Record set =
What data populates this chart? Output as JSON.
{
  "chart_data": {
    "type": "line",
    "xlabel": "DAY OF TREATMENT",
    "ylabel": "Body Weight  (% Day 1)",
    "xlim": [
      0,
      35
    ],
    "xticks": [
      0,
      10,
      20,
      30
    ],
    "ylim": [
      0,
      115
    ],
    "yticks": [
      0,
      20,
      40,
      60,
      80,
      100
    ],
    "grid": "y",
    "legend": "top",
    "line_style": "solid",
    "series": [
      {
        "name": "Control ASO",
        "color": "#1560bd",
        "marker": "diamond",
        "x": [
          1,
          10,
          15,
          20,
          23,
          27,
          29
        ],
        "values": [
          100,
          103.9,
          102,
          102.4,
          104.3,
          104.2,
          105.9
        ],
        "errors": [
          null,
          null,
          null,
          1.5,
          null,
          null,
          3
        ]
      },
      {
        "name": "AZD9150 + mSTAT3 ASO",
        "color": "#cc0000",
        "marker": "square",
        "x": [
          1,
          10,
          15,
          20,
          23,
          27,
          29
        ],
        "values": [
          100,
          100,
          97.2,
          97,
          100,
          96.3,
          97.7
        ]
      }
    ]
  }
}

Exercise details = Reproduce every line of the data verbatim.

Exercise answer =
What data populates this chart? Output as JSON.
{
  "chart_data": {
    "type": "line",
    "xlabel": "DAY OF TREATMENT",
    "ylabel": "Body Weight  (% Day 1)",
    "xlim": [
      0,
      35
    ],
    "xticks": [
      0,
      10,
      20,
      30
    ],
    "ylim": [
      0,
      115
    ],
    "yticks": [
      0,
      20,
      40,
      60,
      80,
      100
    ],
    "grid": "y",
    "legend": "top",
    "line_style": "solid",
    "series": [
      {
        "name": "Control ASO",
        "color": "#1560bd",
        "marker": "diamond",
        "x": [
          1,
          10,
          15,
          20,
          23,
          27,
          29
        ],
        "values": [
          100,
          103.9,
          102,
          102.4,
          104.3,
          104.2,
          105.9
        ],
        "errors": [
          null,
          null,
          null,
          1.5,
          null,
          null,
          3
        ]
      },
      {
        "name": "AZD9150 + mSTAT3 ASO",
        "color": "#cc0000",
        "marker": "square",
        "x": [
          1,
          10,
          15,
          20,
          23,
          27,
          29
        ],
        "values": [
          100,
          100,
          97.2,
          97,
          100,
          96.3,
          97.7
        ]
      }
    ]
  }
}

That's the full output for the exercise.